=== DATA SHOWN ===
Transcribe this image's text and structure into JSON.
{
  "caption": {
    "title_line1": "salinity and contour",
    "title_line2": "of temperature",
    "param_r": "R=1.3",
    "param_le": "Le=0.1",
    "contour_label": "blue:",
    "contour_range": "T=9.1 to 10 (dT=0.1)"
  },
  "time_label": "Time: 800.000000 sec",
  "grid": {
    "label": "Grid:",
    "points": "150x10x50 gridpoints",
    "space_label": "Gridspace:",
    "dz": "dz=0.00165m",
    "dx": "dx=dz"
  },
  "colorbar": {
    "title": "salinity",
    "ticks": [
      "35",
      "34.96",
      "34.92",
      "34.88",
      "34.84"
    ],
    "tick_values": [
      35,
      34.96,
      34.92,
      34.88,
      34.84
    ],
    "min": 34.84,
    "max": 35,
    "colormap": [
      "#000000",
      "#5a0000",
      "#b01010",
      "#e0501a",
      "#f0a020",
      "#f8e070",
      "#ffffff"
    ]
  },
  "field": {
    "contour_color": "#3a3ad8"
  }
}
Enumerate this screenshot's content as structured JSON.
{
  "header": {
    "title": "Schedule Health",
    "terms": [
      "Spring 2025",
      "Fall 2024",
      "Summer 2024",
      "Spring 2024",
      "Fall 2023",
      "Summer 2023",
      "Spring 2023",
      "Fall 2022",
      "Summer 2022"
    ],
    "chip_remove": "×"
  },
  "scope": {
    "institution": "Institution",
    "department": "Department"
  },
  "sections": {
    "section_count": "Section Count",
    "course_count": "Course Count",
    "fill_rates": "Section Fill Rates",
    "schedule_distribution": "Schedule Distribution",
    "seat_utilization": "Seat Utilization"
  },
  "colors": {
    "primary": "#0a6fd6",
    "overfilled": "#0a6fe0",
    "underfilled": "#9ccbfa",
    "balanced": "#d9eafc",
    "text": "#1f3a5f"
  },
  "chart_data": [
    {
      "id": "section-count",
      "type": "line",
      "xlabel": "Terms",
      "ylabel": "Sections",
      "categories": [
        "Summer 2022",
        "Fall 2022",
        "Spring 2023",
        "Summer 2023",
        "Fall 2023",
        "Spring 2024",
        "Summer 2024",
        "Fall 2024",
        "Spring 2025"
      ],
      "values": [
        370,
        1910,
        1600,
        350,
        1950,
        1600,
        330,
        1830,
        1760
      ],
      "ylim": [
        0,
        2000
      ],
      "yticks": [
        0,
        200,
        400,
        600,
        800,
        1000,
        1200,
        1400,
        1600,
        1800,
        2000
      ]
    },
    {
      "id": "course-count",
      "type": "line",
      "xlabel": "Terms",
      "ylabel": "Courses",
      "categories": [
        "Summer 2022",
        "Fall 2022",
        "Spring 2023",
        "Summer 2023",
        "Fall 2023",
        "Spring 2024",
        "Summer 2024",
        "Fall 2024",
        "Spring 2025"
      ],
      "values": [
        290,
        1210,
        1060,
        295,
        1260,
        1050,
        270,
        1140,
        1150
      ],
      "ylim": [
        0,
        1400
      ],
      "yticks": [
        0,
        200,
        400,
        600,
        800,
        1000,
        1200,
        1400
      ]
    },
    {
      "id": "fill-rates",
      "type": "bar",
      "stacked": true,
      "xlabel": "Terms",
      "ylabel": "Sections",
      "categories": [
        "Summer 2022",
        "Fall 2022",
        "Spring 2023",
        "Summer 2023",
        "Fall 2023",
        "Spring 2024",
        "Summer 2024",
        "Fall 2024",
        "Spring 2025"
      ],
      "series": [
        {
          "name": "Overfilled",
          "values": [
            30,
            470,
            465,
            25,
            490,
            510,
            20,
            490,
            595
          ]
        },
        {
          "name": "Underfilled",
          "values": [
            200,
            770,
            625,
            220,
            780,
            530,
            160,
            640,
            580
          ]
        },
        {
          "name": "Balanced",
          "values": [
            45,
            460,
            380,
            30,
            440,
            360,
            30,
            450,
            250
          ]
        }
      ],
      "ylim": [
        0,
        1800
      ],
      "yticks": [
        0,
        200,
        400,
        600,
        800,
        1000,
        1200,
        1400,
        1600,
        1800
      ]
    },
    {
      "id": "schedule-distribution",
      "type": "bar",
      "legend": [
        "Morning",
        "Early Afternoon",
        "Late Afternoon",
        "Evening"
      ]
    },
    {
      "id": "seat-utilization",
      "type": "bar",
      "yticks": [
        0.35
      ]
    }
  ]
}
===
GOAL OF THE EXERCISE: Write out every entry word for word.

THE SOLUTION:
Transcribe this image's text and structure into JSON.
{
  "caption": {
    "title_line1": "salinity and contour",
    "title_line2": "of temperature",
    "param_r": "R=1.3",
    "param_le": "Le=0.1",
    "contour_label": "blue:",
    "contour_range": "T=9.1 to 10 (dT=0.1)"
  },
  "time_label": "Time: 800.000000 sec",
  "grid": {
    "label": "Grid:",
    "points": "150x10x50 gridpoints",
    "space_label": "Gridspace:",
    "dz": "dz=0.00165m",
    "dx": "dx=dz"
  },
  "colorbar": {
    "title": "salinity",
    "ticks": [
      "35",
      "34.96",
      "34.92",
      "34.88",
      "34.84"
    ],
    "tick_values": [
      35,
      34.96,
      34.92,
      34.88,
      34.84
    ],
    "min": 34.84,
    "max": 35,
    "colormap": [
      "#000000",
      "#5a0000",
      "#b01010",
      "#e0501a",
      "#f0a020",
      "#f8e070",
      "#ffffff"
    ]
  },
  "field": {
    "contour_color": "#3a3ad8"
  }
}
Enumerate this screenshot's content as structured JSON.
{
  "header": {
    "title": "Schedule Health",
    "terms": [
      "Spring 2025",
      "Fall 2024",
      "Summer 2024",
      "Spring 2024",
      "Fall 2023",
      "Summer 2023",
      "Spring 2023",
      "Fall 2022",
      "Summer 2022"
    ],
    "chip_remove": "×"
  },
  "scope": {
    "institution": "Institution",
    "department": "Department"
  },
  "sections": {
    "section_count": "Section Count",
    "course_count": "Course Count",
    "fill_rates": "Section Fill Rates",
    "schedule_distribution": "Schedule Distribution",
    "seat_utilization": "Seat Utilization"
  },
  "colors": {
    "primary": "#0a6fd6",
    "overfilled": "#0a6fe0",
    "underfilled": "#9ccbfa",
    "balanced": "#d9eafc",
    "text": "#1f3a5f"
  },
  "chart_data": [
    {
      "id": "section-count",
      "type": "line",
      "xlabel": "Terms",
      "ylabel": "Sections",
      "categories": [
        "Summer 2022",
        "Fall 2022",
        "Spring 2023",
        "Summer 2023",
        "Fall 2023",
        "Spring 2024",
        "Summer 2024",
        "Fall 2024",
        "Spring 2025"
      ],
      "values": [
        370,
        1910,
        1600,
        350,
        1950,
        1600,
        330,
        1830,
        1760
      ],
      "ylim": [
        0,
        2000
      ],
      "yticks": [
        0,
        200,
        400,
        600,
        800,
        1000,
        1200,
        1400,
        1600,
        1800,
        2000
      ]
    },
    {
      "id": "course-count",
      "type": "line",
      "xlabel": "Terms",
      "ylabel": "Courses",
      "categories": [
        "Summer 2022",
        "Fall 2022",
        "Spring 2023",
        "Summer 2023",
        "Fall 2023",
        "Spring 2024",
        "Summer 2024",
        "Fall 2024",
        "Spring 2025"
      ],
      "values": [
        290,
        1210,
        1060,
        295,
        1260,
        1050,
        270,
        1140,
        1150
      ],
      "ylim": [
        0,
        1400
      ],
      "yticks": [
        0,
        200,
        400,
        600,
        800,
        1000,
        1200,
        1400
      ]
    },
    {
      "id": "fill-rates",
      "type": "bar",
      "stacked": true,
      "xlabel": "Terms",
      "ylabel": "Sections",
      "categories": [
        "Summer 2022",
        "Fall 2022",
        "Spring 2023",
        "Summer 2023",
        "Fall 2023",
        "Spring 2024",
        "Summer 2024",
        "Fall 2024",
        "Spring 2025"
      ],
      "series": [
        {
          "name": "Overfilled",
          "values": [
            30,
            470,
            465,
            25,
            490,
            510,
            20,
            490,
            595
          ]
        },
        {
          "name": "Underfilled",
          "values": [
            200,
            770,
            625,
            220,
            780,
            530,
            160,
            640,
            580
          ]
        },
        {
          "name": "Balanced",
          "values": [
            45,
            460,
            380,
            30,
            440,
            360,
            30,
            450,
            250
          ]
        }
      ],
      "ylim": [
        0,
        1800
      ],
      "yticks": [
        0,
        200,
        400,
        600,
        800,
        1000,
        1200,
        1400,
        1600,
        1800
      ]
    },
    {
      "id": "schedule-distribution",
      "type": "bar",
      "legend": [
        "Morning",
        "Early Afternoon",
        "Late Afternoon",
        "Evening"
      ]
    },
    {
      "id": "seat-utilization",
      "type": "bar",
      "yticks": [
        0.35
      ]
    }
  ]
}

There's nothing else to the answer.